Keep only the lines where "Bent" appears.

+ + + + +

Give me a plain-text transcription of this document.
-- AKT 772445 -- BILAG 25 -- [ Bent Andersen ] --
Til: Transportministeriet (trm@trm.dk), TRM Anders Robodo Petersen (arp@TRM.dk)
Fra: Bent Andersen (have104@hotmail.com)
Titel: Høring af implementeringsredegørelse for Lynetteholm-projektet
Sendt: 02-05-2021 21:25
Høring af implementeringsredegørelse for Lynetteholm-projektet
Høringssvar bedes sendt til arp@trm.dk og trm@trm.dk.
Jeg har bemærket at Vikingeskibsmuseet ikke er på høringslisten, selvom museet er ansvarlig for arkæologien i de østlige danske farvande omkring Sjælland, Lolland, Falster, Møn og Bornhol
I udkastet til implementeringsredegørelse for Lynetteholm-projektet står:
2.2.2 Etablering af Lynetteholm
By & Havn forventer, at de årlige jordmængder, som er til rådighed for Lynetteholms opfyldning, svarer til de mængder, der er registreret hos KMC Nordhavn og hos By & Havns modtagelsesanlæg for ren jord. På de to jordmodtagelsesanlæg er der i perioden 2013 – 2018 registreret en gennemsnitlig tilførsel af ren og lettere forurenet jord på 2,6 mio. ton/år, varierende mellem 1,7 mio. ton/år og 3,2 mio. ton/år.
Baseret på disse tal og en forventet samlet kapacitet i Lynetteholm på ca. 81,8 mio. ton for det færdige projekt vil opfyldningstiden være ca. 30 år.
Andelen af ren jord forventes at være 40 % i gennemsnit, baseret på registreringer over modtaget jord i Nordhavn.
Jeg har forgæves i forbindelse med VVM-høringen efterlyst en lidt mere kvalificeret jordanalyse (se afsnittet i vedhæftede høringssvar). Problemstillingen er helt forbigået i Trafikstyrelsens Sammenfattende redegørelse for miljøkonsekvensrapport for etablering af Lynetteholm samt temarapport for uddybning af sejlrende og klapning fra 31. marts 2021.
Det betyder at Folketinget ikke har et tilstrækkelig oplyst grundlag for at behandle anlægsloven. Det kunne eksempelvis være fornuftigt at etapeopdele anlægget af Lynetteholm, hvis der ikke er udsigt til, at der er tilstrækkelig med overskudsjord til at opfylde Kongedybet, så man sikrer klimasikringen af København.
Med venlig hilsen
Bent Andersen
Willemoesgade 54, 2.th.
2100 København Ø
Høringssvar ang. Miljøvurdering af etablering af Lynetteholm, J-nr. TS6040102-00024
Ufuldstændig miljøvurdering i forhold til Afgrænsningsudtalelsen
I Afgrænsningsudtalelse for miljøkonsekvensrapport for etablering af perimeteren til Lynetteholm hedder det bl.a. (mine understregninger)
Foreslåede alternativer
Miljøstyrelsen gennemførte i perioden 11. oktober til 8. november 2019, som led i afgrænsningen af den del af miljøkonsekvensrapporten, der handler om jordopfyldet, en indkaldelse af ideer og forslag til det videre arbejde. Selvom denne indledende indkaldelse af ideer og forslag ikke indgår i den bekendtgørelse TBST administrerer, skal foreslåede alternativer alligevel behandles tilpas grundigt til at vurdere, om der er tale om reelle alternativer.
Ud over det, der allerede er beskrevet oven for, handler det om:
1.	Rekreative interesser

+ + + + +

Solution to this problem:
-- AKT 772445 -- BILAG 25 -- [ Bent Andersen ] --
Fra: Bent Andersen (have104@hotmail.com)
Bent Andersen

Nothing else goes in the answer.